**What to work on**
What follows is a set of records; repeat all of them exactly.

**Exercise data**
## BEGIN

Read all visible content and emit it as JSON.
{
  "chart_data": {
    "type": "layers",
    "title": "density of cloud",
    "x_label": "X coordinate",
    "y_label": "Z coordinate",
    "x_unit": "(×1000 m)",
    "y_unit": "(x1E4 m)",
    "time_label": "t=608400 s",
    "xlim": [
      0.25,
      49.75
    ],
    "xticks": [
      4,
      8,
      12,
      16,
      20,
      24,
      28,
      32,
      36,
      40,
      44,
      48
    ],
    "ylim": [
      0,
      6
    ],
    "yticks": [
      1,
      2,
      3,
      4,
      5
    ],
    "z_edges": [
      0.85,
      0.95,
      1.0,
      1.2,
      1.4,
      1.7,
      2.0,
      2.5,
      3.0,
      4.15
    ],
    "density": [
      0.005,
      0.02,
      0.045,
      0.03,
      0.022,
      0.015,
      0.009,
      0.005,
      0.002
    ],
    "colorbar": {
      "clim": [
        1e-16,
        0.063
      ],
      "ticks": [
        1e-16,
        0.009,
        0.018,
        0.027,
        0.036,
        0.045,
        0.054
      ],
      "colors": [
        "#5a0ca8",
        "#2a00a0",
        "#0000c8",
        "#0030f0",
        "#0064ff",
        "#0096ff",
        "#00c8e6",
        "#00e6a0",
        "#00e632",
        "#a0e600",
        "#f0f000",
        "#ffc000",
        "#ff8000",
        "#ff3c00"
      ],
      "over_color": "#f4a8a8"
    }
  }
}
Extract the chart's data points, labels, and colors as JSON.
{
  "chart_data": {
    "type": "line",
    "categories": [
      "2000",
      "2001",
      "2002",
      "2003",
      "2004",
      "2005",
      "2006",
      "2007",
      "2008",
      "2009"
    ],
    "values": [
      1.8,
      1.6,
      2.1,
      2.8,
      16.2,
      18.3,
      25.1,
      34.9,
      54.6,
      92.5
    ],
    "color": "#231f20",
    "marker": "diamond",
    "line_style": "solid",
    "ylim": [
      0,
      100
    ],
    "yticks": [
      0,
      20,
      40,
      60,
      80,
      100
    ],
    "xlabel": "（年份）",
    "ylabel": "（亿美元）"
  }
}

## END

**Solution for this exercise**
Read all visible content and emit it as JSON.
{
  "chart_data": {
    "type": "layers",
    "title": "density of cloud",
    "x_label": "X coordinate",
    "y_label": "Z coordinate",
    "x_unit": "(×1000 m)",
    "y_unit": "(x1E4 m)",
    "time_label": "t=608400 s",
    "xlim": [
      0.25,
      49.75
    ],
    "xticks": [
      4,
      8,
      12,
      16,
      20,
      24,
      28,
      32,
      36,
      40,
      44,
      48
    ],
    "ylim": [
      0,
      6
    ],
    "yticks": [
      1,
      2,
      3,
      4,
      5
    ],
    "z_edges": [
      0.85,
      0.95,
      1.0,
      1.2,
      1.4,
      1.7,
      2.0,
      2.5,
      3.0,
      4.15
    ],
    "density": [
      0.005,
      0.02,
      0.045,
      0.03,
      0.022,
      0.015,
      0.009,
      0.005,
      0.002
    ],
    "colorbar": {
      "clim": [
        1e-16,
        0.063
      ],
      "ticks": [
        1e-16,
        0.009,
        0.018,
        0.027,
        0.036,
        0.045,
        0.054
      ],
      "colors": [
        "#5a0ca8",
        "#2a00a0",
        "#0000c8",
        "#0030f0",
        "#0064ff",
        "#0096ff",
        "#00c8e6",
        "#00e6a0",
        "#00e632",
        "#a0e600",
        "#f0f000",
        "#ffc000",
        "#ff8000",
        "#ff3c00"
      ],
      "over_color": "#f4a8a8"
    }
  }
}
Extract the chart's data points, labels, and colors as JSON.
{
  "chart_data": {
    "type": "line",
    "categories": [
      "2000",
      "2001",
      "2002",
      "2003",
      "2004",
      "2005",
      "2006",
      "2007",
      "2008",
      "2009"
    ],
    "values": [
      1.8,
      1.6,
      2.1,
      2.8,
      16.2,
      18.3,
      25.1,
      34.9,
      54.6,
      92.5
    ],
    "color": "#231f20",
    "marker": "diamond",
    "line_style": "solid",
    "ylim": [
      0,
      100
    ],
    "yticks": [
      0,
      20,
      40,
      60,
      80,
      100
    ],
    "xlabel": "（年份）",
    "ylabel": "（亿美元）"
  }
}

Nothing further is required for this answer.